"""

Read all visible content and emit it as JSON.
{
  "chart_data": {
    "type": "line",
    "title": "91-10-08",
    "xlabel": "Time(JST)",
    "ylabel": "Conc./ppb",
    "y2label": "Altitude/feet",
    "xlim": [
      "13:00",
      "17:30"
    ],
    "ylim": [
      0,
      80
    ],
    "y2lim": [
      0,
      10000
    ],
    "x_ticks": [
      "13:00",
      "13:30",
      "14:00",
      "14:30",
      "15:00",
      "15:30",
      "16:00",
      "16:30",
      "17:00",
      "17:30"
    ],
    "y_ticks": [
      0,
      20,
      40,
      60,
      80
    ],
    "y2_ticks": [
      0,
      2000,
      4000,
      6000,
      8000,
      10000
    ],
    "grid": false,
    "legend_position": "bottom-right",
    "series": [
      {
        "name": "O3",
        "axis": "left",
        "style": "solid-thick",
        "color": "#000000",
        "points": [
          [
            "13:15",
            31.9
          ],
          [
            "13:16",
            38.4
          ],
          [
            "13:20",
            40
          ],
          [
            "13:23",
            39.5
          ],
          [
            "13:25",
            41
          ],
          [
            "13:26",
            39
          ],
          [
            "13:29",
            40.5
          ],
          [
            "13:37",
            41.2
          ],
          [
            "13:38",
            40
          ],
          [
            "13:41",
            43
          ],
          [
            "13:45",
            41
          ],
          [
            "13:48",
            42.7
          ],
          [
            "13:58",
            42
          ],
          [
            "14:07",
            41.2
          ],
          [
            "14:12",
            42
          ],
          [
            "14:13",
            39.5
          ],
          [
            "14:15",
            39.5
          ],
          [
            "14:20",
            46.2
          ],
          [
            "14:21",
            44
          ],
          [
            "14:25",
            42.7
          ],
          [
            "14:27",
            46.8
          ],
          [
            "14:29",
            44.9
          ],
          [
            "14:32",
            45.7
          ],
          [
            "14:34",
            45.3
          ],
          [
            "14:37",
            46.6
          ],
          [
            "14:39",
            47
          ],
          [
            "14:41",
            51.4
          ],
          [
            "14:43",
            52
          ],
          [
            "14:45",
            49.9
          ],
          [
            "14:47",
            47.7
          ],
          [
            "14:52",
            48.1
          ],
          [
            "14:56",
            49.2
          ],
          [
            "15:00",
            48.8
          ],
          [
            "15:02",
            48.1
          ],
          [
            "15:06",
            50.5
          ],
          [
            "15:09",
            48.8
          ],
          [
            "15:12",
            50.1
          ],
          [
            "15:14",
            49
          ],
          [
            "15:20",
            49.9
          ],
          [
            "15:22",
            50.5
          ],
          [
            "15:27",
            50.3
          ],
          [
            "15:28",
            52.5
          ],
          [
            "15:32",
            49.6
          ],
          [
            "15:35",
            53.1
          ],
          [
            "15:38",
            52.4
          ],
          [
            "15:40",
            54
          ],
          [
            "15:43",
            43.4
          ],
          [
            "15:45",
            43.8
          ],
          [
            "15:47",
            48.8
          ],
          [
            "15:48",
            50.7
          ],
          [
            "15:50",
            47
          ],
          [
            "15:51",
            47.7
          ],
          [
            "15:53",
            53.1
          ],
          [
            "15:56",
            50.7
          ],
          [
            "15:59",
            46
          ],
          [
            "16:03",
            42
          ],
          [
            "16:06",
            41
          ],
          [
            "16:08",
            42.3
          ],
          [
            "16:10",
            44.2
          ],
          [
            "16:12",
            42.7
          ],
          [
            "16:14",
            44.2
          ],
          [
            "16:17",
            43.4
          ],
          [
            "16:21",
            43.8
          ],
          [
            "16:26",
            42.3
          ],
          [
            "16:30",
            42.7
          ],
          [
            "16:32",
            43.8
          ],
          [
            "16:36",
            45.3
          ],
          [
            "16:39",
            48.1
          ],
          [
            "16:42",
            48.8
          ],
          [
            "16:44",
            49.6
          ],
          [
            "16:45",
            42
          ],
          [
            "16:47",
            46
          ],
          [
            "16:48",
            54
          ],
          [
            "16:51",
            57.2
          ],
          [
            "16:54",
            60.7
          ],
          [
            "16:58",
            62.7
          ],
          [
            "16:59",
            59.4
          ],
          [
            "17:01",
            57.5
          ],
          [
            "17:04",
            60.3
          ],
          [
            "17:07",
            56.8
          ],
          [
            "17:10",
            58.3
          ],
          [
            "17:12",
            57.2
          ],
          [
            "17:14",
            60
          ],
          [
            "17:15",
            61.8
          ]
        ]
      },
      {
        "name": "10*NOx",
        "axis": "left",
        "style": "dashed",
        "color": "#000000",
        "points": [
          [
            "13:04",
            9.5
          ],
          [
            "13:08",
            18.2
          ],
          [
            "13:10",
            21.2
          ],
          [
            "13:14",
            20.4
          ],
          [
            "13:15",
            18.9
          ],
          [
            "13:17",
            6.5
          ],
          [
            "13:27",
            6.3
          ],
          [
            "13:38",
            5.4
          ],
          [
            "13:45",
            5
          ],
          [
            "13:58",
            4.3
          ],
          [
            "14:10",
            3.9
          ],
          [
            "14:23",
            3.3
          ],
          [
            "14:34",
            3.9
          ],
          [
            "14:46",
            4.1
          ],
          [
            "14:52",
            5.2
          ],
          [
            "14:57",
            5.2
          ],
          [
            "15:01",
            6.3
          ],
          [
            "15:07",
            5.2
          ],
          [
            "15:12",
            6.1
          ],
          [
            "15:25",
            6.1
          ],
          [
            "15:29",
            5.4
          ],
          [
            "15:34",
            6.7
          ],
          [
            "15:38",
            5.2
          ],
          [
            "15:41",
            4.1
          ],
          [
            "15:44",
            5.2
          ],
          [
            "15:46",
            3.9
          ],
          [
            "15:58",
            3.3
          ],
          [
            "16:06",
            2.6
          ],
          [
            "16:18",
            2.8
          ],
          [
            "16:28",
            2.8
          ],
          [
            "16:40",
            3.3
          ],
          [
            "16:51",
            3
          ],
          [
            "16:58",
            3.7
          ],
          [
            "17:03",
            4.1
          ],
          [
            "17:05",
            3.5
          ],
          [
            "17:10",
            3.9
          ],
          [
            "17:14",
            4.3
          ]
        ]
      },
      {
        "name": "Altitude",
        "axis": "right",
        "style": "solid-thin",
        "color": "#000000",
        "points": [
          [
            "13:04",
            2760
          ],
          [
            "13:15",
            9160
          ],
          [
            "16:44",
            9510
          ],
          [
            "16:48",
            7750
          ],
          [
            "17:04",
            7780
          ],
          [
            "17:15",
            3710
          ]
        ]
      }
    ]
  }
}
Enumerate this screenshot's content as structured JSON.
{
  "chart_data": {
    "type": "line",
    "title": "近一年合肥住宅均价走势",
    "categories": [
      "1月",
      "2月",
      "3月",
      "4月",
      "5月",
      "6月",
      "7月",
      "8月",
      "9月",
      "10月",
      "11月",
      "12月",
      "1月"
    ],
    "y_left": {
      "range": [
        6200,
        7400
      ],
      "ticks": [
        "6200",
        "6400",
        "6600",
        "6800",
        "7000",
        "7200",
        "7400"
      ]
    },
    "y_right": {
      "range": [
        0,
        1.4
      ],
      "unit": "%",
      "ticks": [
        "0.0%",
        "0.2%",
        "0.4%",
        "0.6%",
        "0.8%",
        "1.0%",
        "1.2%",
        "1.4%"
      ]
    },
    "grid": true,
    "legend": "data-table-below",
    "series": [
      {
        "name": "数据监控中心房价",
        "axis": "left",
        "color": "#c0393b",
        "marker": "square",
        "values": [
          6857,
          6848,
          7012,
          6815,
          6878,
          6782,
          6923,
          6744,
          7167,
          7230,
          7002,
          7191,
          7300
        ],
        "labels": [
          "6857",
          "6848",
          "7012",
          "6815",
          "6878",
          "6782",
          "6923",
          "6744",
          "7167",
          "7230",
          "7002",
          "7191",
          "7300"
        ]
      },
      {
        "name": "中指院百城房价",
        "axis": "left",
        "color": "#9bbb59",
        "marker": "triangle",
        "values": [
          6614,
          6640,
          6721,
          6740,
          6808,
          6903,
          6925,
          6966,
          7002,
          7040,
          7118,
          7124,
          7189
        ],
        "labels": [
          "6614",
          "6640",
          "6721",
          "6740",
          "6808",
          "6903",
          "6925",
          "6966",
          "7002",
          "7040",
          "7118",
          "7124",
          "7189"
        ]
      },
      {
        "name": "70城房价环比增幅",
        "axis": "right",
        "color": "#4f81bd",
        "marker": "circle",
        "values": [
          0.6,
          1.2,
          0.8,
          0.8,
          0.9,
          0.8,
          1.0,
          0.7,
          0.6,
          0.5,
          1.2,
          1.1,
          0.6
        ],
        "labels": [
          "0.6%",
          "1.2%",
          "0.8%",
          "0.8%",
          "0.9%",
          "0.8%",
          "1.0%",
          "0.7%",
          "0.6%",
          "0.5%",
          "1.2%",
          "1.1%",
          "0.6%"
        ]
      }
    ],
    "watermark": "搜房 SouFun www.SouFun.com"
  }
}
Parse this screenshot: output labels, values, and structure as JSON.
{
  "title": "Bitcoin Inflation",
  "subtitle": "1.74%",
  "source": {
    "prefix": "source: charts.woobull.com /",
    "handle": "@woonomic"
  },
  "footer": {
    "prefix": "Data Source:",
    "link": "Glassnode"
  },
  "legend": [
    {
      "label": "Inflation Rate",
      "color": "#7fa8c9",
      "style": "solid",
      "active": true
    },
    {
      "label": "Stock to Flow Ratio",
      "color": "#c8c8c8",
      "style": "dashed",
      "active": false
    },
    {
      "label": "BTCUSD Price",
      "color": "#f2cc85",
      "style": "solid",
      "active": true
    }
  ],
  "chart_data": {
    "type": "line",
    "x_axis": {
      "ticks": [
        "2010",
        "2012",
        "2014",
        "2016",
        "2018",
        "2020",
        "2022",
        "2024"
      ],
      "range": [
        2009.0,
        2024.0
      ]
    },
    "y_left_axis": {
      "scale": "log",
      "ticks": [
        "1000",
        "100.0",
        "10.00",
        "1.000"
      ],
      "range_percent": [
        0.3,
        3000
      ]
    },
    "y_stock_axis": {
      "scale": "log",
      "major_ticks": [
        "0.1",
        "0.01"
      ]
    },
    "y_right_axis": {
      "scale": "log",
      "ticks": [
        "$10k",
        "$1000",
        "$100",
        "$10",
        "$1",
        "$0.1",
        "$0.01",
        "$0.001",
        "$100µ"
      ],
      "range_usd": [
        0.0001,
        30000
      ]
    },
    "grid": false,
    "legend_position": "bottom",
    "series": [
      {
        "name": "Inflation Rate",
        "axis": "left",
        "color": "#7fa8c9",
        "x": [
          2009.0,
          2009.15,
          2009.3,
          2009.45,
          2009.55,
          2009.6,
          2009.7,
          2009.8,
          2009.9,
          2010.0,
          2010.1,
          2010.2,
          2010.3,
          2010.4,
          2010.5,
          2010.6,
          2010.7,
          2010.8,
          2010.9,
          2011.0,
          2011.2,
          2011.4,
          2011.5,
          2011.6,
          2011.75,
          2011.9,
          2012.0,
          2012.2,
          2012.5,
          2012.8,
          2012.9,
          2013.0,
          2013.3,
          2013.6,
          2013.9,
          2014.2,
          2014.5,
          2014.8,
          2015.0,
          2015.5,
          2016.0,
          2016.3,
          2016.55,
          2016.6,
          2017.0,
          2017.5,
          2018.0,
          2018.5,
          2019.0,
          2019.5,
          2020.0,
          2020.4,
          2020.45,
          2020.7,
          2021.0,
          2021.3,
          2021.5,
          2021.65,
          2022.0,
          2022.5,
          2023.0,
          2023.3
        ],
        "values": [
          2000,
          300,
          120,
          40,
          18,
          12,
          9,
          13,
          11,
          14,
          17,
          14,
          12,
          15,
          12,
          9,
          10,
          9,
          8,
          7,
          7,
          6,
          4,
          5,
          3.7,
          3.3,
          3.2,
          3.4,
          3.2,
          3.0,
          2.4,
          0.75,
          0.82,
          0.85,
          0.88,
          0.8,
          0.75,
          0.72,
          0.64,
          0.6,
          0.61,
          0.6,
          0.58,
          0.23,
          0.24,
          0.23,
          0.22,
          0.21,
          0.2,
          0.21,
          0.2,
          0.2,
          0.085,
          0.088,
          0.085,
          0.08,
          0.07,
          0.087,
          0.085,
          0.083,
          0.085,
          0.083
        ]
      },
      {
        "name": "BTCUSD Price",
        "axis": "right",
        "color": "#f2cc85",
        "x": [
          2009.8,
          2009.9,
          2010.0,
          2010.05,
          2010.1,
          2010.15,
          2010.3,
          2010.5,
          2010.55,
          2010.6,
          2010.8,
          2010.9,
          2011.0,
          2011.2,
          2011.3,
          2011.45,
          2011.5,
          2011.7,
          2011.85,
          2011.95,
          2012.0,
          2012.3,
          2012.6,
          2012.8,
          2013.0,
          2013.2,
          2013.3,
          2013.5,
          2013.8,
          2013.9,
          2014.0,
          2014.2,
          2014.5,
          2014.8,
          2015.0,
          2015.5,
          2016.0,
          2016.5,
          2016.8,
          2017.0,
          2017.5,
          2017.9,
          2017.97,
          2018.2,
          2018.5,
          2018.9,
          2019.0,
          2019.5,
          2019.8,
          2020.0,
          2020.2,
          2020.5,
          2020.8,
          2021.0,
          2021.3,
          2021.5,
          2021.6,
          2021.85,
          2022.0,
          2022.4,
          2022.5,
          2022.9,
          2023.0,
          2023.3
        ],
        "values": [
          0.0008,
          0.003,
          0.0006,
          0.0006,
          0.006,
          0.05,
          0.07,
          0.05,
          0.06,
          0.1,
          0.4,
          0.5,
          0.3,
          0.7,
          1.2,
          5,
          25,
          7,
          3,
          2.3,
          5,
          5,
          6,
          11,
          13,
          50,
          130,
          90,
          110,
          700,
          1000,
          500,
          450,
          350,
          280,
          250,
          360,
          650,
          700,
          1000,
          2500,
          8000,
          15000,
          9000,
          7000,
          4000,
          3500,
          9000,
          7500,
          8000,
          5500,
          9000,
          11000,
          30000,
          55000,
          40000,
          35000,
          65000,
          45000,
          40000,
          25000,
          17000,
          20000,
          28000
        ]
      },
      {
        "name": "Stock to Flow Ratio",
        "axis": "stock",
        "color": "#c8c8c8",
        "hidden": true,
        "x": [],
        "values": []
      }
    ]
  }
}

"""

YOUR TASK:
From the material given, work out how many lines hold the string "true"; state that number and nothing further.

WORKED SOLUTION:
4